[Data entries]
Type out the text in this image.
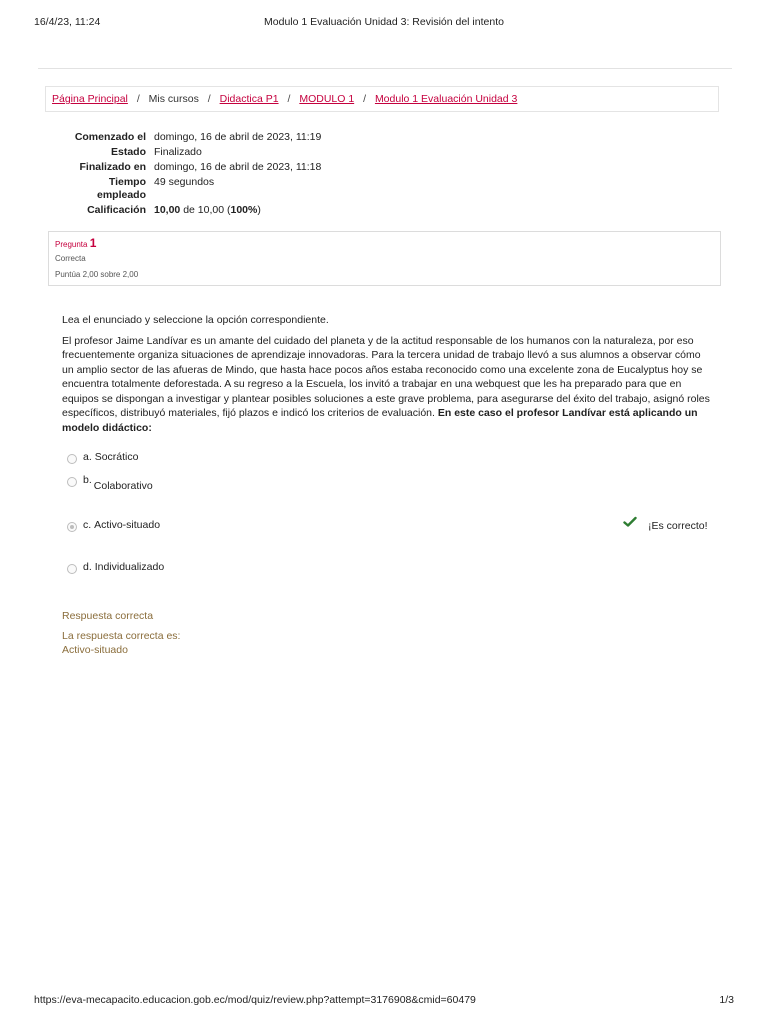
16/4/23, 11:24	Modulo 1 Evaluación Unidad 3: Revisión del intento
Página Principal / Mis cursos / Didactica P1 / MODULO 1 / Modulo 1 Evaluación Unidad 3
Comenzado el	domingo, 16 de abril de 2023, 11:19
Estado	Finalizado
Finalizado en	domingo, 16 de abril de 2023, 11:18
Tiempo empleado	49 segundos
Calificación	10,00 de 10,00 (100%)
Pregunta 1
Correcta
Puntúa 2,00 sobre 2,00

Lea el enunciado y seleccione la opción correspondiente.

El profesor Jaime Landívar es un amante del cuidado del planeta y de la actitud responsable de los humanos con la naturaleza, por eso frecuentemente organiza situaciones de aprendizaje innovadoras. Para la tercera unidad de trabajo llevó a sus alumnos a observar cómo un amplio sector de las afueras de Mindo, que hasta hace pocos años estaba reconocido como una excelente zona de Eucalyptus hoy se encuentra totalmente deforestada. A su regreso a la Escuela, los invitó a trabajar en una webquest que les ha preparado para que en equipos se dispongan a investigar y plantear posibles soluciones a este grave problema, para asegurarse del éxito del trabajo, asignó roles específicos, distribuyó materiales, fijó plazos e indicó los criterios de evaluación. En este caso el profesor Landívar está aplicando un modelo didáctico:

a.
Socrático
b. Colaborativo
c.
Activo-situado
d.
Individualizado
¡Es correcto!
Respuesta correcta
La respuesta correcta es:
Activo-situado
https://eva-mecapacito.educacion.gob.ec/mod/quiz/review.php?attempt=3176908&cmid=60479	1/3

* **GIVEN INSTRUCTION**
Drop the pictures and reproduce the rest of the entries above exactly.

* **EXERCISE SOLUTION**
Type out the text in this image.
16/4/23, 11:24	Modulo 1 Evaluación Unidad 3: Revisión del intento
Página Principal / Mis cursos / Didactica P1 / MODULO 1 / Modulo 1 Evaluación Unidad 3
Comenzado el	domingo, 16 de abril de 2023, 11:19
Estado	Finalizado
Finalizado en	domingo, 16 de abril de 2023, 11:18
Tiempo empleado	49 segundos
Calificación	10,00 de 10,00 (100%)
Pregunta 1
Correcta
Puntúa 2,00 sobre 2,00

Lea el enunciado y seleccione la opción correspondiente.

El profesor Jaime Landívar es un amante del cuidado del planeta y de la actitud responsable de los humanos con la naturaleza, por eso frecuentemente organiza situaciones de aprendizaje innovadoras. Para la tercera unidad de trabajo llevó a sus alumnos a observar cómo un amplio sector de las afueras de Mindo, que hasta hace pocos años estaba reconocido como una excelente zona de Eucalyptus hoy se encuentra totalmente deforestada. A su regreso a la Escuela, los invitó a trabajar en una webquest que les ha preparado para que en equipos se dispongan a investigar y plantear posibles soluciones a este grave problema, para asegurarse del éxito del trabajo, asignó roles específicos, distribuyó materiales, fijó plazos e indicó los criterios de evaluación. En este caso el profesor Landívar está aplicando un modelo didáctico:

a.
Socrático
b. Colaborativo
c.
Activo-situado
d.
Individualizado
¡Es correcto!
Respuesta correcta
La respuesta correcta es:
Activo-situado
https://eva-mecapacito.educacion.gob.ec/mod/quiz/review.php?attempt=3176908&cmid=60479	1/3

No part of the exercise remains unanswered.